Dataset excerpt:
--- begin ---

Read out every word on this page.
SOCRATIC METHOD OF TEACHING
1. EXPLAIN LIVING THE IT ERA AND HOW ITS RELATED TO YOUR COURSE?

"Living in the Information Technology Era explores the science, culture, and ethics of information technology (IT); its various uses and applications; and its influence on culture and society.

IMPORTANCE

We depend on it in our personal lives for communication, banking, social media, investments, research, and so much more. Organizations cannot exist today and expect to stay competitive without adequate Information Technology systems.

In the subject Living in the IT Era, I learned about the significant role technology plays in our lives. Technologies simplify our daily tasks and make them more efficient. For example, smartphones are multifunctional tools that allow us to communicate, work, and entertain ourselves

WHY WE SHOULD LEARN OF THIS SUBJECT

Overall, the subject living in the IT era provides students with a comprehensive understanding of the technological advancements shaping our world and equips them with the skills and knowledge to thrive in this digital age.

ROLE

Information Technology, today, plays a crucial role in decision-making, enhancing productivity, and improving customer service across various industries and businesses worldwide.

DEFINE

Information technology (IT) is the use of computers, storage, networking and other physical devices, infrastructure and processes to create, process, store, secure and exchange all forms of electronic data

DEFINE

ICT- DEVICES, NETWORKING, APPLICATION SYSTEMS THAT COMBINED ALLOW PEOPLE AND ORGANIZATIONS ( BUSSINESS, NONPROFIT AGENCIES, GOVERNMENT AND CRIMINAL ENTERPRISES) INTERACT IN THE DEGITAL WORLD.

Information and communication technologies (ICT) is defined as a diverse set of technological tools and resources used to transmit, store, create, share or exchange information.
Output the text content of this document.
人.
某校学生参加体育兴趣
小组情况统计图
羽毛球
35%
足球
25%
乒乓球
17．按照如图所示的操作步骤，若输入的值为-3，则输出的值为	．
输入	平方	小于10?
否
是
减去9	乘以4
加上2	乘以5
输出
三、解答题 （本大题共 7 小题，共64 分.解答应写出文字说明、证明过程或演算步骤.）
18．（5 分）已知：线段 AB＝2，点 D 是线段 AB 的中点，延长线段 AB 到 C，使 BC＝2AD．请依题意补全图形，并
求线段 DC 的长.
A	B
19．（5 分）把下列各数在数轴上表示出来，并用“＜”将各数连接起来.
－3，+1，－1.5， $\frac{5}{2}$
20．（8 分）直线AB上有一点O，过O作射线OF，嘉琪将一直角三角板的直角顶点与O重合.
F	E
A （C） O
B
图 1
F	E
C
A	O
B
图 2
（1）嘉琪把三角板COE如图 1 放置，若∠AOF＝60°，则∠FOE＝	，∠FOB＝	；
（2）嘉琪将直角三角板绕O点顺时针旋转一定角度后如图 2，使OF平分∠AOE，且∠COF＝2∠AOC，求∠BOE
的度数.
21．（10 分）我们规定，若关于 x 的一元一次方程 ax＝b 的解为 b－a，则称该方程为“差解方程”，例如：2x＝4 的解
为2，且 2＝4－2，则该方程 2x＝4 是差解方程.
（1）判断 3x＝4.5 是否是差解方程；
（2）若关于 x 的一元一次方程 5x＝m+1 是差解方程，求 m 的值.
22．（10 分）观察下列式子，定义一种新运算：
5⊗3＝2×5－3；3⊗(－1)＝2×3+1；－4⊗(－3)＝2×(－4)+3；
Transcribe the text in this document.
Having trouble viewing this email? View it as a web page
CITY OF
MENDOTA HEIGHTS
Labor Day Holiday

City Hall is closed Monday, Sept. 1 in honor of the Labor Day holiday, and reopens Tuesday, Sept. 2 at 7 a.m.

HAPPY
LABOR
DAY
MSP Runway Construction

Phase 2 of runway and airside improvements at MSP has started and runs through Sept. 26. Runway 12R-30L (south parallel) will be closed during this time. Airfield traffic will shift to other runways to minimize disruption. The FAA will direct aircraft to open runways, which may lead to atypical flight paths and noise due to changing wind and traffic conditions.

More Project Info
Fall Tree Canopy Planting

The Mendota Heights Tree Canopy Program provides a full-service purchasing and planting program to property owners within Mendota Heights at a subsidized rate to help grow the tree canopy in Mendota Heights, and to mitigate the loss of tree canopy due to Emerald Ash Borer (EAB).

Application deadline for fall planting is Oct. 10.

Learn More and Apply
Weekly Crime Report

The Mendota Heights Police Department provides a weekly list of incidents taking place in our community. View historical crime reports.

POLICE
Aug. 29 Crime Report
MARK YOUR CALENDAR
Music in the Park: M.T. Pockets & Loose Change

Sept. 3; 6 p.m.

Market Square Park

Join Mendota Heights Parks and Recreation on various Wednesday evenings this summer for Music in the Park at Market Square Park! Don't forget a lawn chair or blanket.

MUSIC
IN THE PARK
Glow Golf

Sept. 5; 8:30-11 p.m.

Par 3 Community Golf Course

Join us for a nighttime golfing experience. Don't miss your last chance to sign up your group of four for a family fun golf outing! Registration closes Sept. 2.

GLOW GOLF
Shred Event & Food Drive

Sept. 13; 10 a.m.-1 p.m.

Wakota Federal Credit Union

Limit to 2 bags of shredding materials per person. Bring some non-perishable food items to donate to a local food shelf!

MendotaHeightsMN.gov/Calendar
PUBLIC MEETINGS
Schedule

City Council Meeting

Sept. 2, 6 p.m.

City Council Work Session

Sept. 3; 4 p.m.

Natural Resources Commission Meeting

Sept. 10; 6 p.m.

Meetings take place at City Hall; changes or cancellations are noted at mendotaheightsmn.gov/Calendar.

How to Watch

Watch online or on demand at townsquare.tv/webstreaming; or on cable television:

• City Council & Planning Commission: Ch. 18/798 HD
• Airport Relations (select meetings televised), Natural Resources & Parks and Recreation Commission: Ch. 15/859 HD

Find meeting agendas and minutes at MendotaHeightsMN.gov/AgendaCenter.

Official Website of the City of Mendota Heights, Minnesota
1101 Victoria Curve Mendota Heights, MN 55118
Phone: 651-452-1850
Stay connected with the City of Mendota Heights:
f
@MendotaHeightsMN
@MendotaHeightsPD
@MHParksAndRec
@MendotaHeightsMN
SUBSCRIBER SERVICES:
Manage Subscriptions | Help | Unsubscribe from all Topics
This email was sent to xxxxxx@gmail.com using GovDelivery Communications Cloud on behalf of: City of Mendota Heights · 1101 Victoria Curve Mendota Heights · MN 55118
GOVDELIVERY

--- end ---

Write out the complete set of records exactly as given.

Read out every word on this page.
SOCRATIC METHOD OF TEACHING
1. EXPLAIN LIVING THE IT ERA AND HOW ITS RELATED TO YOUR COURSE?

"Living in the Information Technology Era explores the science, culture, and ethics of information technology (IT); its various uses and applications; and its influence on culture and society.

IMPORTANCE

We depend on it in our personal lives for communication, banking, social media, investments, research, and so much more. Organizations cannot exist today and expect to stay competitive without adequate Information Technology systems.

In the subject Living in the IT Era, I learned about the significant role technology plays in our lives. Technologies simplify our daily tasks and make them more efficient. For example, smartphones are multifunctional tools that allow us to communicate, work, and entertain ourselves

WHY WE SHOULD LEARN OF THIS SUBJECT

Overall, the subject living in the IT era provides students with a comprehensive understanding of the technological advancements shaping our world and equips them with the skills and knowledge to thrive in this digital age.

ROLE

Information Technology, today, plays a crucial role in decision-making, enhancing productivity, and improving customer service across various industries and businesses worldwide.

DEFINE

Information technology (IT) is the use of computers, storage, networking and other physical devices, infrastructure and processes to create, process, store, secure and exchange all forms of electronic data

DEFINE

ICT- DEVICES, NETWORKING, APPLICATION SYSTEMS THAT COMBINED ALLOW PEOPLE AND ORGANIZATIONS ( BUSSINESS, NONPROFIT AGENCIES, GOVERNMENT AND CRIMINAL ENTERPRISES) INTERACT IN THE DEGITAL WORLD.

Information and communication technologies (ICT) is defined as a diverse set of technological tools and resources used to transmit, store, create, share or exchange information.
Output the text content of this document.
人.
某校学生参加体育兴趣
小组情况统计图
羽毛球
35%
足球
25%
乒乓球
17．按照如图所示的操作步骤，若输入的值为-3，则输出的值为	．
输入	平方	小于10?
否
是
减去9	乘以4
加上2	乘以5
输出
三、解答题 （本大题共 7 小题，共64 分.解答应写出文字说明、证明过程或演算步骤.）
18．（5 分）已知：线段 AB＝2，点 D 是线段 AB 的中点，延长线段 AB 到 C，使 BC＝2AD．请依题意补全图形，并
求线段 DC 的长.
A	B
19．（5 分）把下列各数在数轴上表示出来，并用“＜”将各数连接起来.
－3，+1，－1.5， $\frac{5}{2}$
20．（8 分）直线AB上有一点O，过O作射线OF，嘉琪将一直角三角板的直角顶点与O重合.
F	E
A （C） O
B
图 1
F	E
C
A	O
B
图 2
（1）嘉琪把三角板COE如图 1 放置，若∠AOF＝60°，则∠FOE＝	，∠FOB＝	；
（2）嘉琪将直角三角板绕O点顺时针旋转一定角度后如图 2，使OF平分∠AOE，且∠COF＝2∠AOC，求∠BOE
的度数.
21．（10 分）我们规定，若关于 x 的一元一次方程 ax＝b 的解为 b－a，则称该方程为“差解方程”，例如：2x＝4 的解
为2，且 2＝4－2，则该方程 2x＝4 是差解方程.
（1）判断 3x＝4.5 是否是差解方程；
（2）若关于 x 的一元一次方程 5x＝m+1 是差解方程，求 m 的值.
22．（10 分）观察下列式子，定义一种新运算：
5⊗3＝2×5－3；3⊗(－1)＝2×3+1；－4⊗(－3)＝2×(－4)+3；
Transcribe the text in this document.
Having trouble viewing this email? View it as a web page
CITY OF
MENDOTA HEIGHTS
Labor Day Holiday

City Hall is closed Monday, Sept. 1 in honor of the Labor Day holiday, and reopens Tuesday, Sept. 2 at 7 a.m.

HAPPY
LABOR
DAY
MSP Runway Construction

Phase 2 of runway and airside improvements at MSP has started and runs through Sept. 26. Runway 12R-30L (south parallel) will be closed during this time. Airfield traffic will shift to other runways to minimize disruption. The FAA will direct aircraft to open runways, which may lead to atypical flight paths and noise due to changing wind and traffic conditions.

More Project Info
Fall Tree Canopy Planting

The Mendota Heights Tree Canopy Program provides a full-service purchasing and planting program to property owners within Mendota Heights at a subsidized rate to help grow the tree canopy in Mendota Heights, and to mitigate the loss of tree canopy due to Emerald Ash Borer (EAB).

Application deadline for fall planting is Oct. 10.

Learn More and Apply
Weekly Crime Report

The Mendota Heights Police Department provides a weekly list of incidents taking place in our community. View historical crime reports.

POLICE
Aug. 29 Crime Report
MARK YOUR CALENDAR
Music in the Park: M.T. Pockets & Loose Change

Sept. 3; 6 p.m.

Market Square Park

Join Mendota Heights Parks and Recreation on various Wednesday evenings this summer for Music in the Park at Market Square Park! Don't forget a lawn chair or blanket.

MUSIC
IN THE PARK
Glow Golf

Sept. 5; 8:30-11 p.m.

Par 3 Community Golf Course

Join us for a nighttime golfing experience. Don't miss your last chance to sign up your group of four for a family fun golf outing! Registration closes Sept. 2.

GLOW GOLF
Shred Event & Food Drive

Sept. 13; 10 a.m.-1 p.m.

Wakota Federal Credit Union

Limit to 2 bags of shredding materials per person. Bring some non-perishable food items to donate to a local food shelf!

MendotaHeightsMN.gov/Calendar
PUBLIC MEETINGS
Schedule

City Council Meeting

Sept. 2, 6 p.m.

City Council Work Session

Sept. 3; 4 p.m.

Natural Resources Commission Meeting

Sept. 10; 6 p.m.

Meetings take place at City Hall; changes or cancellations are noted at mendotaheightsmn.gov/Calendar.

How to Watch

Watch online or on demand at townsquare.tv/webstreaming; or on cable television:

• City Council & Planning Commission: Ch. 18/798 HD
• Airport Relations (select meetings televised), Natural Resources & Parks and Recreation Commission: Ch. 15/859 HD

Find meeting agendas and minutes at MendotaHeightsMN.gov/AgendaCenter.

Official Website of the City of Mendota Heights, Minnesota
1101 Victoria Curve Mendota Heights, MN 55118
Phone: 651-452-1850
Stay connected with the City of Mendota Heights:
f
@MendotaHeightsMN
@MendotaHeightsPD
@MHParksAndRec
@MendotaHeightsMN
SUBSCRIBER SERVICES:
Manage Subscriptions | Help | Unsubscribe from all Topics
This email was sent to xxxxxx@gmail.com using GovDelivery Communications Cloud on behalf of: City of Mendota Heights · 1101 Victoria Curve Mendota Heights · MN 55118
GOVDELIVERY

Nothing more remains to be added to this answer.